▸ TO BE DONE:
In the text about Annie O'Leary, what did she ask the writer to help her get to when they first met?

++++ EXTRACTED TEXT ++++

Charlotte Leslie is a member of the Health Select Committee and MP for Bristol North West. She is the Spectator’s backbencher of the year.
She was 92. She’d had a good innings. She was impossibly frail; her six-stone frame was armchair- bound and by her own heart-rending proclamations, was not enjoying living. But it’s still a shock when someone who has been seminal to your life ceases to exist. She died last week.
Annie O’Leary, a devout Catholic, born in Ireland in June 1921, intercepted me one day in March 2004 as I was on my way to the first of what I hoped would be a series of weekly meetings that would determine my career. A hunched figure in a shabby coat and hat, hobbling precariously along the kerb, she flailed her stick and fixed me with a piercing eye; “maam, maam, will ya help me get ta church, maaam!” She wailed in a thick Irish accent. There was not much saying no to that. She clutched my hand with a vice-grip, and I never, ever, made any of those career-defining meetings again.
What happened next became a routine that lasted almost ten years. I helped her to church, managed her collection of an array of 2p coins, then took her back to her little flat. The brown lino curled at the edges, it was stiflingly stuffy and newcomers would remark on the smell. Her only living relation was a hard-pressed niece in Ireland. When I met Annie, her care package was dubious; she was already too weak to pick up the phone, make a cup of tea, or cut her fingernails, and was in a state of constant fear about her carers – over whom there was always some kind of drama.
Why does any of this matter? Because what this woman taught me was so valuable; not only about the Irish Catholicism of her generation, but what real vulnerability means. “Vulnerable Person” has become an ubiquitous phrase, used even to include rampantly anti-social tenants who terrorise their neighbours with drug habits and unruly dogs. “Vulnerable” has become a term whereby we can absolve someone from personal responsibility, often cruelly to the detriment of those whom the users of the term are attempting to help. By contrast, Annie had a strong sense of her own personal responsibility, but was really vulnerable; a constant victim-in-waiting. I was acutely conscious that anyone alone with her could have taken her money, abused her, and she could have done absolutely nothing about it, like a small child. There is a terrible vertigo of responsibility in witnessing that naked vulnerability, especially in a friend.

++++ DATA ++++

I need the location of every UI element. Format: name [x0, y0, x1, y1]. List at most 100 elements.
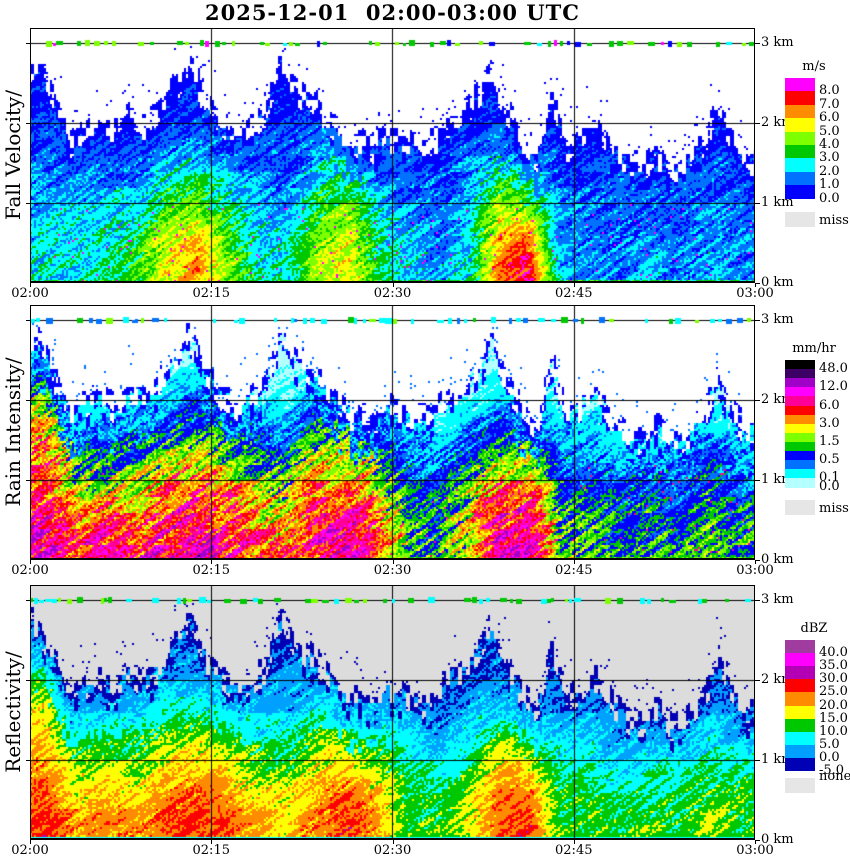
- y-tick-mark-left: [26, 600, 30, 601]
- x-tick-label: 02:45: [555, 286, 593, 301]
- colorbar-title-mmhr: mm/hr: [792, 341, 836, 356]
- colorbar-swatch: [785, 360, 815, 370]
- colorbar-swatch: [785, 744, 815, 759]
- colorbar-swatch: [785, 757, 815, 772]
- x-tick-mark: [755, 560, 756, 564]
- colorbar-swatch: [785, 653, 815, 667]
- panel-ylabel-fall-velocity: Fall Velocity/: [1, 89, 25, 221]
- colorbar-tick-label: 6.0: [819, 110, 840, 126]
- x-tick-mark: [755, 283, 756, 287]
- y-tick-mark-right: [755, 400, 760, 401]
- x-tick-label: 02:45: [555, 843, 593, 858]
- colorbar-swatch: [785, 666, 815, 680]
- colorbar-swatch: [785, 705, 815, 720]
- heatmap-fall-velocity: [30, 28, 755, 283]
- colorbar-tick-label: 5.0: [819, 736, 840, 752]
- y-tick-mark-left: [26, 43, 30, 44]
- panel-ylabel-reflectivity: Reflectivity/: [1, 651, 25, 773]
- x-tick-mark: [30, 840, 31, 844]
- colorbar-swatch: [785, 718, 815, 733]
- y-tick-mark-left: [26, 760, 30, 761]
- colorbar-tick-label: 5.0: [819, 123, 840, 139]
- colorbar-swatch: [785, 145, 815, 159]
- y-tick-mark-right: [755, 283, 760, 284]
- y-tick-mark-right: [755, 480, 760, 481]
- y-km-label: 3 km: [761, 312, 794, 327]
- colorbar-tick-label: -5.0: [819, 763, 845, 778]
- y-km-label: 3 km: [761, 592, 794, 607]
- y-tick-mark-left: [26, 320, 30, 321]
- colorbar-tick-label: 8.0: [819, 83, 840, 99]
- y-tick-mark-left: [26, 123, 30, 124]
- y-tick-mark-left: [26, 400, 30, 401]
- colorbar-swatch: [785, 414, 815, 425]
- y-tick-mark-right: [755, 760, 760, 761]
- y-km-label: 0 km: [761, 275, 794, 290]
- colorbar-swatch: [785, 171, 815, 186]
- y-tick-mark-left: [26, 480, 30, 481]
- y-km-label: 1 km: [761, 195, 794, 210]
- x-tick-label: 02:15: [192, 843, 230, 858]
- colorbar-swatch: [785, 185, 815, 200]
- y-tick-mark-right: [755, 43, 760, 44]
- colorbar-tick-label: 0.5: [819, 452, 840, 468]
- x-tick-mark: [211, 283, 213, 287]
- x-tick-label: 02:30: [373, 843, 412, 858]
- colorbar-swatch: [785, 396, 815, 406]
- x-tick-mark: [573, 560, 575, 564]
- colorbar-tick-label: 1.5: [819, 433, 840, 449]
- colorbar-swatch: [785, 91, 815, 106]
- x-tick-mark: [211, 840, 213, 844]
- x-tick-mark: [30, 560, 31, 564]
- colorbar-tick-label: 25.0: [819, 684, 848, 700]
- colorbar-miss-swatch: [785, 212, 815, 227]
- colorbar-tick-label: 1.0: [819, 177, 840, 193]
- colorbar-tick-label: 2.0: [819, 163, 840, 179]
- colorbar-swatch: [785, 158, 815, 173]
- colorbar-swatch: [785, 451, 815, 461]
- y-km-label: 3 km: [761, 35, 794, 50]
- y-tick-mark-left: [26, 203, 30, 204]
- heatmap-reflectivity: [30, 585, 755, 840]
- y-tick-mark-right: [755, 320, 760, 321]
- colorbar-swatch: [785, 441, 815, 452]
- x-tick-mark: [392, 283, 394, 287]
- x-tick-mark: [392, 560, 394, 564]
- colorbar-tick-label: 20.0: [819, 697, 848, 713]
- colorbar-tick-label: 0.0: [819, 479, 840, 495]
- x-tick-label: 02:45: [555, 563, 593, 578]
- x-tick-label: 02:15: [192, 286, 230, 301]
- colorbar-swatch: [785, 104, 815, 119]
- figure-title: 2025-12-01 02:00-03:00 UTC: [204, 0, 581, 25]
- colorbar-miss-label: none: [819, 769, 850, 784]
- colorbar-miss-swatch: [785, 778, 815, 793]
- x-tick-mark: [392, 840, 394, 844]
- colorbar-tick-label: 6.0: [819, 397, 840, 413]
- heatmap-rain-intensity: [30, 305, 755, 560]
- x-tick-label: 02:30: [373, 563, 412, 578]
- x-tick-mark: [573, 840, 575, 844]
- x-tick-label: 03:00: [736, 843, 774, 858]
- x-tick-mark: [573, 283, 575, 287]
- x-tick-mark: [755, 840, 756, 844]
- colorbar-swatch: [785, 460, 815, 470]
- colorbar-tick-label: 12.0: [819, 379, 848, 395]
- colorbar-swatch: [785, 378, 815, 388]
- x-tick-label: 02:00: [11, 563, 49, 578]
- colorbar-swatch: [785, 432, 815, 443]
- colorbar-swatch: [785, 423, 815, 434]
- colorbar-miss-label: miss: [819, 501, 849, 516]
- colorbar-swatch: [785, 692, 815, 706]
- y-tick-mark-left: [26, 680, 30, 681]
- colorbar-tick-label: 4.0: [819, 137, 840, 152]
- colorbar-swatch: [785, 640, 815, 654]
- colorbar-tick-label: 3.0: [819, 150, 840, 166]
- y-km-label: 0 km: [761, 552, 794, 567]
- colorbar-tick-label: 3.0: [819, 415, 840, 431]
- x-tick-mark: [211, 560, 213, 564]
- x-tick-mark: [30, 283, 31, 287]
- colorbar-tick-label: 40.0: [819, 645, 848, 661]
- colorbar-swatch: [785, 478, 815, 488]
- colorbar-tick-label: 35.0: [819, 658, 848, 674]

++++

▸ ANSWER TO THIS PROBLEM:
Church